Garner: Bringing Intelligence to Healthcare’s Hardest Choice
Years before Nick Reber started Garner, he was a patient. After a long and painful healthcare journey - marked by misdiagnoses, unnecessary care, and surgery after surgery - he came away with a conviction that would eventually become the foundation for Garner: healthcare would work better if people could find the best doctors, and if choosing them was the easiest economic decision to make.
Most people choose a doctor with shockingly little information.They might rely on a friend’s recommendation, a name from their insurance portal, or the hospital brand they recognize. They rarely know whether that doctor has the best outcomes for their specific condition, avoids unnecessary procedures, or delivers care at a lower total cost.
In almost every other market, quality earns demand. The best products get more customers. The best restaurants get more reservations. The best software spreads from user to user. Better outcomes create more demand, and demand forces the market to improve.
Healthcare has never really worked that way. The best doctors do not automatically see more patients. Patients often pay the same or more regardless of whether they choose higher-quality care. And unlike almost every other market, cost and quality in healthcare aren’t correlated, and often move in opposite directions. More expensive care frequently means more procedures, more complications, and worse outcomes, not better ones. Employers absorb rising costs, employees absorb the confusion, and the system fails to connect quality with demand.
Garner is built to solve that. It partners with employers to offer it as a benefit to their employees. Its AI analyses billions of healthcare claims to identify the doctors who consistently deliver better outcomes at lower total cost. It then helps employees navigate to those doctors. When an employee chooses a Garner-recommended doctor, their out-of-pocket costs are covered. This works precisely because cost and quality aren’t linked - the best doctors are often the lower-cost ones, and the savings from steering patients toward them are what fund the patient’s free care. Medical bills are one of the leading causes of personal bankruptcy in this country. Garner takes that weight off families.
Garner is much more than a care navigation product. It's the AI-powered demand layer for healthcare - one that helps patients make better choices and, in doing so, makes the system more accountable. Better doctors see more patients. Patients get better care and pay nothing. Employers lower healthcare spend and improve outcomes for their employees. Quality finally becomes visible, measurable, and actionable.
This is a deceptively hard problem. Quality in healthcare is not one universal score. It depends on the condition, the treatment path, the patient population, and the outcomes that follow. The data is fragmented, messy, and deeply contextual. Garner’s AI models make sense of that complexity and turn it into something simple enough for a patient to use at the moment they need care.
Garner is built with immense respect for the people who show up every day to care for others. The goal is not to replace clinical judgment or reduce medicine to an algorithm. It is to help a market collapsing under the weight of wasteful spending finally reward the care that works.
That deeply human mission convinced us from our very first meeting with Nick.
We are thrilled to partner with Nick and the Garner team as they build a more intelligent, efficient, and human healthcare market - one where quality is easier to find, easier to choose, and finally rewarded.
──────────────────────────────
__ACTIONS TO TAKE__
a – In the text about Garner, what happens to an employee's out-of-pocket costs when they choose a Garner-recommended doctor?
b – Rewrite the paragraph beginning "Healthcare has never really worked that way" from the text about Garner in shorter form, keeping its main facts.
The rows after the text about Garner are not needed.
──────────────────────────────
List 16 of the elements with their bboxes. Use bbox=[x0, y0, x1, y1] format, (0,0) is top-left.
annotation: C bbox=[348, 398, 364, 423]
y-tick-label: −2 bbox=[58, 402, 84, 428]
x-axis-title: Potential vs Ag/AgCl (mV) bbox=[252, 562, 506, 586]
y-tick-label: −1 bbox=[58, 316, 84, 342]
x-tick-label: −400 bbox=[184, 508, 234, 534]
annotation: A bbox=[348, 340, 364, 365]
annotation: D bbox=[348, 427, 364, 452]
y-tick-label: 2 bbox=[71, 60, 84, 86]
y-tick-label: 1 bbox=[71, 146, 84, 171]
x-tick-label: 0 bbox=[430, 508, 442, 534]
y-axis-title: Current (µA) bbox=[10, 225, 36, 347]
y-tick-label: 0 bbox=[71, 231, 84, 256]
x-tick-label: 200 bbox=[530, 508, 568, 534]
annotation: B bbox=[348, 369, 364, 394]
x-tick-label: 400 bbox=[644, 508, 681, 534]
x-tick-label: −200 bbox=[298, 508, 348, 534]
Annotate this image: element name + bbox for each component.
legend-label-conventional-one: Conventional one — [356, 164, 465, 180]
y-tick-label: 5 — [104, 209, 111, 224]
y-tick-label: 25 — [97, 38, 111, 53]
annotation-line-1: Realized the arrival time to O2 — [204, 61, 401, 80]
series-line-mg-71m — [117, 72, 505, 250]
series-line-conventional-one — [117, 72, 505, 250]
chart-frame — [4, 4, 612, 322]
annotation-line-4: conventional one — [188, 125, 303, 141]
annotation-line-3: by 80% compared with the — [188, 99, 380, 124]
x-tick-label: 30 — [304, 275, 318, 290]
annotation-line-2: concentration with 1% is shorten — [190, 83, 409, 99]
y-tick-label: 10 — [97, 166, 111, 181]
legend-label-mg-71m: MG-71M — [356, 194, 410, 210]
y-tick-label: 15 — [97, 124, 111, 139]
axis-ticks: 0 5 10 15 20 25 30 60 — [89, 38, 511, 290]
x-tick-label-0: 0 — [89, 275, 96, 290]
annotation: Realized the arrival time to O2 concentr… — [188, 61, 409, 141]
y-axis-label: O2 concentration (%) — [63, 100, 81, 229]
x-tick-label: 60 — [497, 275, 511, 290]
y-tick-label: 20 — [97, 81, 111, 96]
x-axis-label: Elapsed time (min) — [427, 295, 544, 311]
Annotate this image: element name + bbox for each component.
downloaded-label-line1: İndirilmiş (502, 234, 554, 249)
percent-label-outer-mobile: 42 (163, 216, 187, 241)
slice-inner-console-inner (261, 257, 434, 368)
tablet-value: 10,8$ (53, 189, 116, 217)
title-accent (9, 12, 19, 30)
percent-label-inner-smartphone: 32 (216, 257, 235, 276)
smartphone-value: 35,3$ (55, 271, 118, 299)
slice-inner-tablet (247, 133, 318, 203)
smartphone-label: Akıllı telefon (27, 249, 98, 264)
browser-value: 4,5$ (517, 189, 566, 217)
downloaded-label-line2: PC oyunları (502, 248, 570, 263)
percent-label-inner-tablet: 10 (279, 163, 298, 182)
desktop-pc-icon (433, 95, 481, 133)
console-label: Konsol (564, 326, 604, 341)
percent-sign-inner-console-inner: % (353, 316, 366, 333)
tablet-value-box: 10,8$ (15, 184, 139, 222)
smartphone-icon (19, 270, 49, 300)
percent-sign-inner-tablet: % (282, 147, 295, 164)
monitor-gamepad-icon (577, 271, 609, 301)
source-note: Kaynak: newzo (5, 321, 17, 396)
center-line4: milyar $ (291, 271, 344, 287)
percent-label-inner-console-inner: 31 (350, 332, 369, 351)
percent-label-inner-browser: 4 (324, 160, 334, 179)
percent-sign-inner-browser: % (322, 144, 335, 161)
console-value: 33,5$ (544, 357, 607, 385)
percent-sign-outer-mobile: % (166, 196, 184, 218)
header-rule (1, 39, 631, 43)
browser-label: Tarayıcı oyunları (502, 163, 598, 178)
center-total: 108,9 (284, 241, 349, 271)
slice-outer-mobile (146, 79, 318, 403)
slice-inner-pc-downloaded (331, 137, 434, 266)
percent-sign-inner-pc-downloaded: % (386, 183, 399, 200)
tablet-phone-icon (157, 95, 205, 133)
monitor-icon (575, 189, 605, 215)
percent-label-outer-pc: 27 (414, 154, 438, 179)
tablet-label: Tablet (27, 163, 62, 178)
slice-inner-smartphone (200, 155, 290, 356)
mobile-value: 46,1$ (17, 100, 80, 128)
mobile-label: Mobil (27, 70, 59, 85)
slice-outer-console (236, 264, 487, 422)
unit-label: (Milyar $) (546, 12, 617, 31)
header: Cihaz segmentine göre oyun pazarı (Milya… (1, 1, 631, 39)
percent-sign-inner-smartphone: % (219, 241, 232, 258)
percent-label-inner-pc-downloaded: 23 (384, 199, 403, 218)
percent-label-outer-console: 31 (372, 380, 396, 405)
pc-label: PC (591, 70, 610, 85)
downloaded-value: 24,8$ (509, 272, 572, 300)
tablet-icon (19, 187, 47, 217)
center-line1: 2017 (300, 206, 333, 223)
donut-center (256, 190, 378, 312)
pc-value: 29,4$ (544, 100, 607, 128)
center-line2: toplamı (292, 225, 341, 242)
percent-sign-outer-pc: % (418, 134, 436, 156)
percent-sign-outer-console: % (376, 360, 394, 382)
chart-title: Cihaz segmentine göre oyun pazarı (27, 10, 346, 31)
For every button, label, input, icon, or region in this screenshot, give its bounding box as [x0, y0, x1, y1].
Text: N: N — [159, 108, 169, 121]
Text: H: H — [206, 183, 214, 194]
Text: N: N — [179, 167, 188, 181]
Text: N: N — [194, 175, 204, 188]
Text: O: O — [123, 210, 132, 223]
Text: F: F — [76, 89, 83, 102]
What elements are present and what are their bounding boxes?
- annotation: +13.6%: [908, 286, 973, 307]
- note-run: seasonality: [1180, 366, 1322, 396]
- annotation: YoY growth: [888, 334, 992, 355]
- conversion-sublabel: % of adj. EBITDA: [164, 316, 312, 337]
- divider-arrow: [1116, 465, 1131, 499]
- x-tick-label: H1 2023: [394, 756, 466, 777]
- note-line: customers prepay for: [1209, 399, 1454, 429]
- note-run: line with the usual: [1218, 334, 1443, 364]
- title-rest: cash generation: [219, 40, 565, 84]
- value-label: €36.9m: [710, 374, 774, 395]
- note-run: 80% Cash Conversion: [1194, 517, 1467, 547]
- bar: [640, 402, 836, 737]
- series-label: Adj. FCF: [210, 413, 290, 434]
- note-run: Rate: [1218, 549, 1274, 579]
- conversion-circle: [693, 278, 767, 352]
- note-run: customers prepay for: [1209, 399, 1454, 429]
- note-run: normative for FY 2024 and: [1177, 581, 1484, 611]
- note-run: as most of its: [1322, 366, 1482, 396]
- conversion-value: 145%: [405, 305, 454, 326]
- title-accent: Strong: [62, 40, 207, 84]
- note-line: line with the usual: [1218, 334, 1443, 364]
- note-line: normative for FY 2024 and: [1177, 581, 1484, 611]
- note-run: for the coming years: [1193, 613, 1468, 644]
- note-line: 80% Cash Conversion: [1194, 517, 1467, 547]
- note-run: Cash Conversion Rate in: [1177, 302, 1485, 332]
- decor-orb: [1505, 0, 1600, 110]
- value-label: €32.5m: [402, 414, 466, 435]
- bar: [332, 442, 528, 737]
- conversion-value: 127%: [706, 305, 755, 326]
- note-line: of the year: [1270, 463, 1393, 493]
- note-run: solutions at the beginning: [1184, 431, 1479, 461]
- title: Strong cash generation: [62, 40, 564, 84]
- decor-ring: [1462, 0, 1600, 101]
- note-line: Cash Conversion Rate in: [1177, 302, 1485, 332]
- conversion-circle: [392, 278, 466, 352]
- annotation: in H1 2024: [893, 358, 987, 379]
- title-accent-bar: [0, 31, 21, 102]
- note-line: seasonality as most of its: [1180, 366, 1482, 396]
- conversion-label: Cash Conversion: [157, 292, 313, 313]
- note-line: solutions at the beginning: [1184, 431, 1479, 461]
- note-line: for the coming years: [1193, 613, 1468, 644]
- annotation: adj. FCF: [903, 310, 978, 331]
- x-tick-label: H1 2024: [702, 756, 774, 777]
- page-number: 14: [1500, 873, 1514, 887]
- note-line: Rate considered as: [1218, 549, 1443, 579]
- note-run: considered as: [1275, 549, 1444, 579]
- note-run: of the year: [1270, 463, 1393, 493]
──────────────────────────────
__RESPONSES IN ORDER__
a – Their out-of-pocket costs are covered.

b – Healthcare does not link quality to demand. The best doctors don't automatically see more patients, and patients often pay the same or more regardless of the quality of care they choose. Cost and quality aren't correlated and often move in opposite directions. More expensive care frequently means more procedures, more complications, and worse outcomes. Employers absorb rising costs, and employees absorb the confusion.